Data for processing:
==*==
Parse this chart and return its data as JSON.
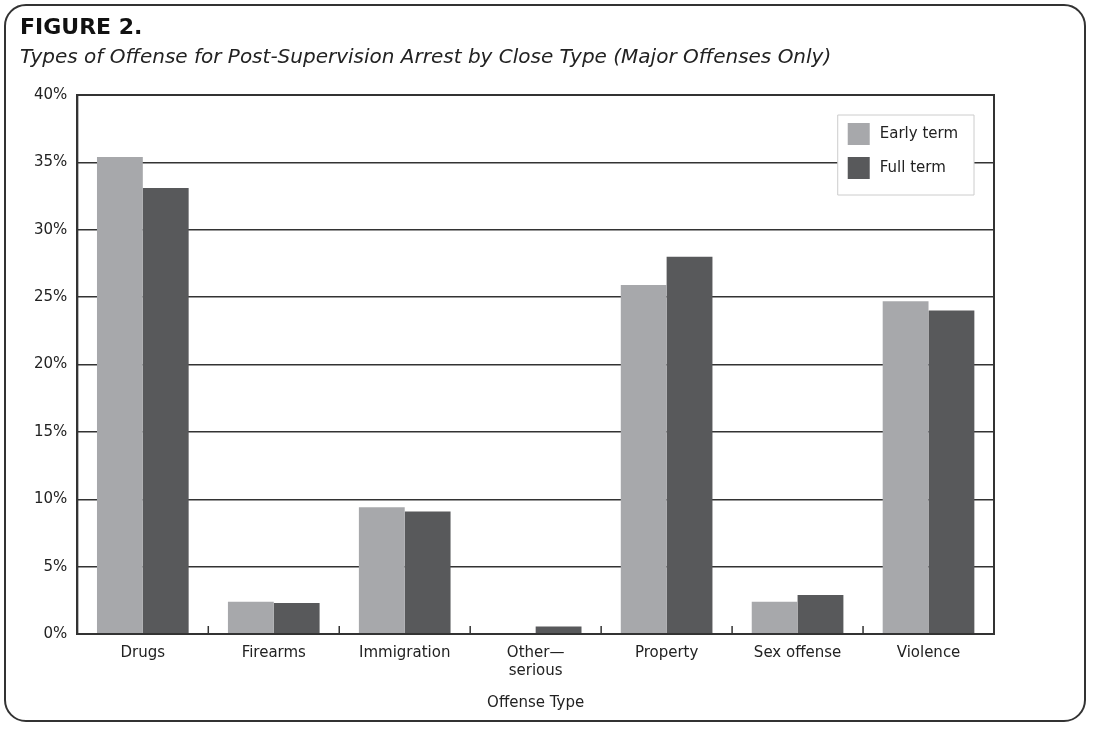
{
  "chart_data": {
    "type": "bar",
    "title": "FIGURE 2.",
    "subtitle": "Types of Offense for Post-Supervision Arrest by Close Type (Major Offenses Only)",
    "xlabel": "Offense Type",
    "categories": [
      "Drugs",
      "Firearms",
      "Immigration",
      "Other—serious",
      "Property",
      "Sex offense",
      "Violence"
    ],
    "series": [
      {
        "name": "Early term",
        "color": "#a7a8ab",
        "values": [
          35.4,
          2.4,
          9.4,
          0,
          25.9,
          2.4,
          24.7
        ]
      },
      {
        "name": "Full term",
        "color": "#58595b",
        "values": [
          33.1,
          2.3,
          9.1,
          0.55,
          28.0,
          2.9,
          24.0
        ]
      }
    ],
    "ylim": [
      0,
      40
    ],
    "yticks": [
      {
        "value": 0,
        "label": "0%"
      },
      {
        "value": 5,
        "label": "5%"
      },
      {
        "value": 10,
        "label": "10%"
      },
      {
        "value": 15,
        "label": "15%"
      },
      {
        "value": 20,
        "label": "20%"
      },
      {
        "value": 25,
        "label": "25%"
      },
      {
        "value": 30,
        "label": "30%"
      },
      {
        "value": 35,
        "label": "35%"
      },
      {
        "value": 40,
        "label": "40%"
      }
    ],
    "grid": "y",
    "legend": "top right"
  }
}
==*==
Print all of the entries word for word. Skip any images they contain.

Parse this chart and return its data as JSON.
{
  "chart_data": {
    "type": "bar",
    "title": "FIGURE 2.",
    "subtitle": "Types of Offense for Post-Supervision Arrest by Close Type (Major Offenses Only)",
    "xlabel": "Offense Type",
    "categories": [
      "Drugs",
      "Firearms",
      "Immigration",
      "Other—serious",
      "Property",
      "Sex offense",
      "Violence"
    ],
    "series": [
      {
        "name": "Early term",
        "color": "#a7a8ab",
        "values": [
          35.4,
          2.4,
          9.4,
          0,
          25.9,
          2.4,
          24.7
        ]
      },
      {
        "name": "Full term",
        "color": "#58595b",
        "values": [
          33.1,
          2.3,
          9.1,
          0.55,
          28.0,
          2.9,
          24.0
        ]
      }
    ],
    "ylim": [
      0,
      40
    ],
    "yticks": [
      {
        "value": 0,
        "label": "0%"
      },
      {
        "value": 5,
        "label": "5%"
      },
      {
        "value": 10,
        "label": "10%"
      },
      {
        "value": 15,
        "label": "15%"
      },
      {
        "value": 20,
        "label": "20%"
      },
      {
        "value": 25,
        "label": "25%"
      },
      {
        "value": 30,
        "label": "30%"
      },
      {
        "value": 35,
        "label": "35%"
      },
      {
        "value": 40,
        "label": "40%"
      }
    ],
    "grid": "y",
    "legend": "top right"
  }
}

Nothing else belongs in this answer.